Part of a data file
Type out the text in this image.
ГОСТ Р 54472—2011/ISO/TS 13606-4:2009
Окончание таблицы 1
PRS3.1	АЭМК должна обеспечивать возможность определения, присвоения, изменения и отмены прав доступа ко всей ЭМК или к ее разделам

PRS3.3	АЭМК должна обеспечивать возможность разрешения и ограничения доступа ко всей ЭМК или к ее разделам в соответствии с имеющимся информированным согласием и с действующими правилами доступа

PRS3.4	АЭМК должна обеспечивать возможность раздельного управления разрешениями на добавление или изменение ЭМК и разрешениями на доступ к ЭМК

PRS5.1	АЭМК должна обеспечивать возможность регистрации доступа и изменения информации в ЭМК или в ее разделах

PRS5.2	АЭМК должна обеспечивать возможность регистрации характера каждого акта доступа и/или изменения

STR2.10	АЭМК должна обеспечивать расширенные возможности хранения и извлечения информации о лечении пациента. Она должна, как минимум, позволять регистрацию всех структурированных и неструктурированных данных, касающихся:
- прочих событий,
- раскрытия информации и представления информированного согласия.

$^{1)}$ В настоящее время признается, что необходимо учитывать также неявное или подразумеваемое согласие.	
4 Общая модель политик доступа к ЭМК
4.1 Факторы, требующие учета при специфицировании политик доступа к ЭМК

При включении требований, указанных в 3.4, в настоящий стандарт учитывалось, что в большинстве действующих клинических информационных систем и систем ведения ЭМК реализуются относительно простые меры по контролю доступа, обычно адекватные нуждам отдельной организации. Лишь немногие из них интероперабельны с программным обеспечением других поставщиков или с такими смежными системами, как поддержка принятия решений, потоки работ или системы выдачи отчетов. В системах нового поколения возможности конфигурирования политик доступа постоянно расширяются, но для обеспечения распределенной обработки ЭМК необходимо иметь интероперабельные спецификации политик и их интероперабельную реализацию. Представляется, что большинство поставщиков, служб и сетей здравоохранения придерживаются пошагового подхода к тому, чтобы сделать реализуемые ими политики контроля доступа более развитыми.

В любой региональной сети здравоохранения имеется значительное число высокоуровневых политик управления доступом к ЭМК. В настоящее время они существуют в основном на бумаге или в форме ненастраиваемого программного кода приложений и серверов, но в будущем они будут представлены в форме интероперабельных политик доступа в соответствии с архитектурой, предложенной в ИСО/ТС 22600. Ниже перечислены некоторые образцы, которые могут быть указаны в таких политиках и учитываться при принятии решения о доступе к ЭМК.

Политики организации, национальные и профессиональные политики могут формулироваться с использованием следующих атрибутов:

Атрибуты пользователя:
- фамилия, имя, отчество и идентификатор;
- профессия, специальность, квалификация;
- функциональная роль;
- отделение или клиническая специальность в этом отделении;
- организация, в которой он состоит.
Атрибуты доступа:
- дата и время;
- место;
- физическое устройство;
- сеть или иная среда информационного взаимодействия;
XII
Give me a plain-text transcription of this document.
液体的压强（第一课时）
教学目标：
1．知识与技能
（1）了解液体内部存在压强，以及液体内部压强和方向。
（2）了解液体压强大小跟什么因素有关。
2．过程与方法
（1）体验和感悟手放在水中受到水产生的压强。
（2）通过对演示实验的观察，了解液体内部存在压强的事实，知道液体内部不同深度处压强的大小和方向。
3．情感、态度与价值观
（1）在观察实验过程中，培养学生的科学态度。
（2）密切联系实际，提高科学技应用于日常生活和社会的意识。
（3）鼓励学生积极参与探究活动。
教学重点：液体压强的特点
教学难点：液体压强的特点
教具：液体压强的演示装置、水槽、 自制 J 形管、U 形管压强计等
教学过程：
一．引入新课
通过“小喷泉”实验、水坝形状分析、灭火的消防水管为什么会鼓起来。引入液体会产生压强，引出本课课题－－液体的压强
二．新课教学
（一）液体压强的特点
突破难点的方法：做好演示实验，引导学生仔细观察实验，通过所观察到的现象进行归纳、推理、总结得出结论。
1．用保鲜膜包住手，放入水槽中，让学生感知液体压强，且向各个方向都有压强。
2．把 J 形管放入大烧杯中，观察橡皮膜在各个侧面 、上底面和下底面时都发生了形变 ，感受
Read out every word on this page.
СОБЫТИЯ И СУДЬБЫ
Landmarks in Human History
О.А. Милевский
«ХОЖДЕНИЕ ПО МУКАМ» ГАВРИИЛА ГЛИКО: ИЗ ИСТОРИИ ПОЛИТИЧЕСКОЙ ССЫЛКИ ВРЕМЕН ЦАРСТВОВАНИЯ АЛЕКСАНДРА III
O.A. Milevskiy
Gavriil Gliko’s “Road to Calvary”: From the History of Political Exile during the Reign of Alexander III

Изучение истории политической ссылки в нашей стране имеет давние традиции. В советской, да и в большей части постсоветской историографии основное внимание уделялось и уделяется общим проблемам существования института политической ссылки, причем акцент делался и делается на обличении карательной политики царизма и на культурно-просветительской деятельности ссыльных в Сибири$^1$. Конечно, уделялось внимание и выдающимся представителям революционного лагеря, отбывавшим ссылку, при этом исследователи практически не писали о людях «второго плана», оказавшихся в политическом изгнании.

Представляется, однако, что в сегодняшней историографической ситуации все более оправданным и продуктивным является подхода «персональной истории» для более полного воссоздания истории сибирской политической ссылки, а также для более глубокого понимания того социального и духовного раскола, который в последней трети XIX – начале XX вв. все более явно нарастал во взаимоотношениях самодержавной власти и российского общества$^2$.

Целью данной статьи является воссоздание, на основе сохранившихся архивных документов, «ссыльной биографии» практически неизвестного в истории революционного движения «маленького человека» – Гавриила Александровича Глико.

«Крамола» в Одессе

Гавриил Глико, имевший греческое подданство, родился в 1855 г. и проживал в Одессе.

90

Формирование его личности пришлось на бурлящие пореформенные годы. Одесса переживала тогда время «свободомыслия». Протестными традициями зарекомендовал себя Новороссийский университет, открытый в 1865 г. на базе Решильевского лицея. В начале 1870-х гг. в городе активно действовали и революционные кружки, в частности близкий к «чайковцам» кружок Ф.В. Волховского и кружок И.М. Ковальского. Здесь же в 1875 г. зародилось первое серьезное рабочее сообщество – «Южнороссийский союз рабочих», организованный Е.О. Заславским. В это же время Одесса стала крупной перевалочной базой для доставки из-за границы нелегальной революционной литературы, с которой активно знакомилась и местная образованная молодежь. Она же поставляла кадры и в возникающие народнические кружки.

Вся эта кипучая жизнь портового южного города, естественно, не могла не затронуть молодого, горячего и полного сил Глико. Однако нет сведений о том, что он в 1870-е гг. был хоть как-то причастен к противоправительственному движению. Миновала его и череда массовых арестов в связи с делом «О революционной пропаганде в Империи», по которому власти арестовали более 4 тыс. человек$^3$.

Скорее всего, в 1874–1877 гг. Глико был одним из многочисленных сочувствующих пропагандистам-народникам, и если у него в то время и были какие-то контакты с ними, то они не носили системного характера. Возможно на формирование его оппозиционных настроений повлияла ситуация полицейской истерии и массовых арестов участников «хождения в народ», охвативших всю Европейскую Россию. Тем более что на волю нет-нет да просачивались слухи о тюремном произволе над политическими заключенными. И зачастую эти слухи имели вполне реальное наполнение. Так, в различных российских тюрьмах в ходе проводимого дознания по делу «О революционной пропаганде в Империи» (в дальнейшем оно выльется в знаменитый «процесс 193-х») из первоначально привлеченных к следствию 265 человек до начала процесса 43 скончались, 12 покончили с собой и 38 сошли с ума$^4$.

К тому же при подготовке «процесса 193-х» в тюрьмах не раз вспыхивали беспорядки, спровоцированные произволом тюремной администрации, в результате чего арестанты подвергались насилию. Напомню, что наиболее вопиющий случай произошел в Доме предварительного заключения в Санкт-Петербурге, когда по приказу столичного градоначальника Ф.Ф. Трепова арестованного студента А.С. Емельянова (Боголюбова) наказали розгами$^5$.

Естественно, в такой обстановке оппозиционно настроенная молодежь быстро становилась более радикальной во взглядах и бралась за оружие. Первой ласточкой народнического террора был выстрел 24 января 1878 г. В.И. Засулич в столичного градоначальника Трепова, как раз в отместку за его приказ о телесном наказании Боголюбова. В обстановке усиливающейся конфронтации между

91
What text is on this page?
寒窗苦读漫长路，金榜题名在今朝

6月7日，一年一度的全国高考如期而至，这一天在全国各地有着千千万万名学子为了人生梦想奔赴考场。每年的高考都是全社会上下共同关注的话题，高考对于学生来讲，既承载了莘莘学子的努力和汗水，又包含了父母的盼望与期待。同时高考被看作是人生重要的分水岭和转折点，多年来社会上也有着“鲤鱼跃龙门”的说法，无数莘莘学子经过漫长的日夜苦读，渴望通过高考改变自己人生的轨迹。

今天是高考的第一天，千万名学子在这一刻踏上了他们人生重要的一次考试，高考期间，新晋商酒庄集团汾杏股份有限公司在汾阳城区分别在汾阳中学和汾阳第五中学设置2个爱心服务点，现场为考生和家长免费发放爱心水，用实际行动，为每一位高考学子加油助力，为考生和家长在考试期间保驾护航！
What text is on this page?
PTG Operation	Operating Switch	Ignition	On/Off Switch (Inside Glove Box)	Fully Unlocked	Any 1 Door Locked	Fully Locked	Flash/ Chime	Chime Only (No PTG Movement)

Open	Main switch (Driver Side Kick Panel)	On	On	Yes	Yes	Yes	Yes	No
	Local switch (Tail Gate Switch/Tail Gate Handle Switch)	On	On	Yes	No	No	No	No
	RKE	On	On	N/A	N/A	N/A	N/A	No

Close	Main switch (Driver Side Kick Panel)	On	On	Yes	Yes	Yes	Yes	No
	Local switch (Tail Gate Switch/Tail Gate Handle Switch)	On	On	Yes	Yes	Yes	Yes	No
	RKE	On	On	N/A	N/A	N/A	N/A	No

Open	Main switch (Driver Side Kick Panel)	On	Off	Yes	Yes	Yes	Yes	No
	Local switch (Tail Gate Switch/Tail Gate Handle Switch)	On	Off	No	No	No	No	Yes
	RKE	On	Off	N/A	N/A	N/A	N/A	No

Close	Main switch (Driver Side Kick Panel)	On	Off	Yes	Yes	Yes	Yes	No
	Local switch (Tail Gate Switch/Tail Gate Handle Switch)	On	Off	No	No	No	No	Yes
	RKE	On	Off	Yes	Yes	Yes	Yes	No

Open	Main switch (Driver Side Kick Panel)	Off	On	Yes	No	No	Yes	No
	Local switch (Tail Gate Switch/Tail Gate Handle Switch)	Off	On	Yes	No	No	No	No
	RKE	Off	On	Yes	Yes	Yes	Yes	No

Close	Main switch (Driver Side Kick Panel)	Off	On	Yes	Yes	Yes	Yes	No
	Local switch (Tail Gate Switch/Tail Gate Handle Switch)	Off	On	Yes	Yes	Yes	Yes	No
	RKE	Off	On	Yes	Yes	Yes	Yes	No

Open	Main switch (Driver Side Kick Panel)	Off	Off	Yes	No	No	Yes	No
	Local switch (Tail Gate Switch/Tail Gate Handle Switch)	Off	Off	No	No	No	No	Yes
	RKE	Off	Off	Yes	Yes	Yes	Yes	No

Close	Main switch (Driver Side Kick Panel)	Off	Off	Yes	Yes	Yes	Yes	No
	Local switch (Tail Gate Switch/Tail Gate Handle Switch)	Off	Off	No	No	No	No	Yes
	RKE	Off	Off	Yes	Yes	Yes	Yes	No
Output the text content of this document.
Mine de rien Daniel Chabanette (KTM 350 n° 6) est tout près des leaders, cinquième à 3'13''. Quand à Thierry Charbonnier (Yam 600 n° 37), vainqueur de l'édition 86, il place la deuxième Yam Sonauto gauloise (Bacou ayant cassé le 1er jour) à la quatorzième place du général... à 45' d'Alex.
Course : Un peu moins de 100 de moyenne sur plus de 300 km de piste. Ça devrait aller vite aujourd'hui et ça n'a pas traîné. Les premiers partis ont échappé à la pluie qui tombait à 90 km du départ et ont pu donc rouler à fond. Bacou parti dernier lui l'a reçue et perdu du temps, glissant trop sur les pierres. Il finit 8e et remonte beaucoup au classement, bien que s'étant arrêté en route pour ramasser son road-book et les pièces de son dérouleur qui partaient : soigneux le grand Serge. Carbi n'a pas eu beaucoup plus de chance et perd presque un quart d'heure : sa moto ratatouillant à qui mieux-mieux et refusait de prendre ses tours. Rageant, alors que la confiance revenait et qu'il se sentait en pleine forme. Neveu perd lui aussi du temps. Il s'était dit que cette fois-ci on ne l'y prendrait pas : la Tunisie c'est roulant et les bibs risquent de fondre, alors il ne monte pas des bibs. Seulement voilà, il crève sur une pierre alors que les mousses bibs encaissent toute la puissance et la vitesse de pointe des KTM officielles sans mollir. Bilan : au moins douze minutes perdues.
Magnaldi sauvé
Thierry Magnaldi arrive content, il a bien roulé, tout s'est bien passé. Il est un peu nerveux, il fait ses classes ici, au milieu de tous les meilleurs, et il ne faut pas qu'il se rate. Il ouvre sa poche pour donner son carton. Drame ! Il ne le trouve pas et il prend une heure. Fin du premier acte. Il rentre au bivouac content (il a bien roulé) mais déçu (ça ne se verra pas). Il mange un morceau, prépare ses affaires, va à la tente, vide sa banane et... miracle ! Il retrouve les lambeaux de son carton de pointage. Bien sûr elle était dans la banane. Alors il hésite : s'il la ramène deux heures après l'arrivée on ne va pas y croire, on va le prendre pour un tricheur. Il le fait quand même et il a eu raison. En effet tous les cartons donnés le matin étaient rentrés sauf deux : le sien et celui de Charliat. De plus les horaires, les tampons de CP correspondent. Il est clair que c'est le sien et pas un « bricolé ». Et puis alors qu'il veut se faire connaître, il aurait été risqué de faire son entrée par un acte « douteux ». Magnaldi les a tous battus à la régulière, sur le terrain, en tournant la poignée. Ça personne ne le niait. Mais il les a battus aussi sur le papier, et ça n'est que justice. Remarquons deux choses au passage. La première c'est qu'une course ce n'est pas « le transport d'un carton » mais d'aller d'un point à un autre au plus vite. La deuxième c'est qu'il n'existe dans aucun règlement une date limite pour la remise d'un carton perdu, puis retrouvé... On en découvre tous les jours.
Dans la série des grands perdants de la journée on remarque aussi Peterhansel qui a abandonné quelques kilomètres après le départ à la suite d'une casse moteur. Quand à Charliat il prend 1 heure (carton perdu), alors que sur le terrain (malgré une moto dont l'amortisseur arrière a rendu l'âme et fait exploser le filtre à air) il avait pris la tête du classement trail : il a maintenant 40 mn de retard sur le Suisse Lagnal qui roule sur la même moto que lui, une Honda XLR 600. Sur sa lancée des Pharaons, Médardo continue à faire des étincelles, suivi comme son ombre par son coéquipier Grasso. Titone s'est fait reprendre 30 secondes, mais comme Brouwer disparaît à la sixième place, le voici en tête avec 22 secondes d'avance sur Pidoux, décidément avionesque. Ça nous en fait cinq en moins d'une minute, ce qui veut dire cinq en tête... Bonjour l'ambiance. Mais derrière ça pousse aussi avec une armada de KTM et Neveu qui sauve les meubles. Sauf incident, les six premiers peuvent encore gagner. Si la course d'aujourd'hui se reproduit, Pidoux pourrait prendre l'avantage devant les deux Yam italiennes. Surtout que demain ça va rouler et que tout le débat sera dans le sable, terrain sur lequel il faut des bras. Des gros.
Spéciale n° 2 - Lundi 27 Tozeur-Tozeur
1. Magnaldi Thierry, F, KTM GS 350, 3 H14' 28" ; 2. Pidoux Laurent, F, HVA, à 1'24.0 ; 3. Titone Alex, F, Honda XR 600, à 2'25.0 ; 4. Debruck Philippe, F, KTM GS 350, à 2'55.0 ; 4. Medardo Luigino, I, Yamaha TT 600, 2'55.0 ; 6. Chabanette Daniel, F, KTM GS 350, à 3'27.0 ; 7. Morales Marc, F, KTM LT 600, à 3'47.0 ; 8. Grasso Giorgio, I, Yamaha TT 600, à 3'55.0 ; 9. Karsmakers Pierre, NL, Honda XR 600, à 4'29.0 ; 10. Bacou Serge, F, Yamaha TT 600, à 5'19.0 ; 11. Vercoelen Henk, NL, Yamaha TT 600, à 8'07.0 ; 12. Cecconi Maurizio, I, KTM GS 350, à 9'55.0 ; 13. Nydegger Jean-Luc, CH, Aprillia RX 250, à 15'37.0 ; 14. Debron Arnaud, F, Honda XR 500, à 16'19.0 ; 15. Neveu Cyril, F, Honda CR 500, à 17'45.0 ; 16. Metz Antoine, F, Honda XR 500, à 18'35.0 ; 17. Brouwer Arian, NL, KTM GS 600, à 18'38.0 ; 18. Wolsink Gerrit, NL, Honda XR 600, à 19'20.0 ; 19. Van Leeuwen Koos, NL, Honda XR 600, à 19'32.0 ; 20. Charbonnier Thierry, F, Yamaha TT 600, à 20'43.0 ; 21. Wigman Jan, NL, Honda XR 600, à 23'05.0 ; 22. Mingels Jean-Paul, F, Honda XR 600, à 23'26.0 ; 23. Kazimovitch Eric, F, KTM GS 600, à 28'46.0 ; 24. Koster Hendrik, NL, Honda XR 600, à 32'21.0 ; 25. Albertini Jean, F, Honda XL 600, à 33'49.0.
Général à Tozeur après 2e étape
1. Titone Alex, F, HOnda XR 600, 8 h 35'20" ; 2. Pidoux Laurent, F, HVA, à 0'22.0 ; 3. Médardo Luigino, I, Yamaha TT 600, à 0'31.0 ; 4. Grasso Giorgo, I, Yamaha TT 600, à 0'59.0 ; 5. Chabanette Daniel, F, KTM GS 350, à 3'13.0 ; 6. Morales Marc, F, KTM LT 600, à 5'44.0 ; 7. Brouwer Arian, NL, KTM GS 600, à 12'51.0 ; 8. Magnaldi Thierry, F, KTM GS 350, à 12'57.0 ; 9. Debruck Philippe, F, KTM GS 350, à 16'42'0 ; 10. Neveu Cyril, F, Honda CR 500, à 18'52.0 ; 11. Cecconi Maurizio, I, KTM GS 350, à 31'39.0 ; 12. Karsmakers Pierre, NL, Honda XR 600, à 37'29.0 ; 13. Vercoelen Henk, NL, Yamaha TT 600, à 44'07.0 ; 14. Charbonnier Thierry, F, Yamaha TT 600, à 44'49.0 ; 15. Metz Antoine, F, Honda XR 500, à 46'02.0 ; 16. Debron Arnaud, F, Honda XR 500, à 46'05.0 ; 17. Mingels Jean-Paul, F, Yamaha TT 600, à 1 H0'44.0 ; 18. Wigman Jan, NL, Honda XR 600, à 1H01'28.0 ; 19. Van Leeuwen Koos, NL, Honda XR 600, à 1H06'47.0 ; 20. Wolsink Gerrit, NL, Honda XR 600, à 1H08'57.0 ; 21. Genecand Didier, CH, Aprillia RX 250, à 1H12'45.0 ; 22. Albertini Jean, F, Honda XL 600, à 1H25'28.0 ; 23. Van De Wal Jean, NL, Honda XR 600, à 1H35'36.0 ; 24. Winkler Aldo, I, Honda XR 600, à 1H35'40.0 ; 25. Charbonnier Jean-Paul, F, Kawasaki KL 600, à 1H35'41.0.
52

**WHAT NEEDS TO BE DONE**
Of the lines in this listing, report how many contain the string "Panel", and give the number only.

**RESPONSE**
8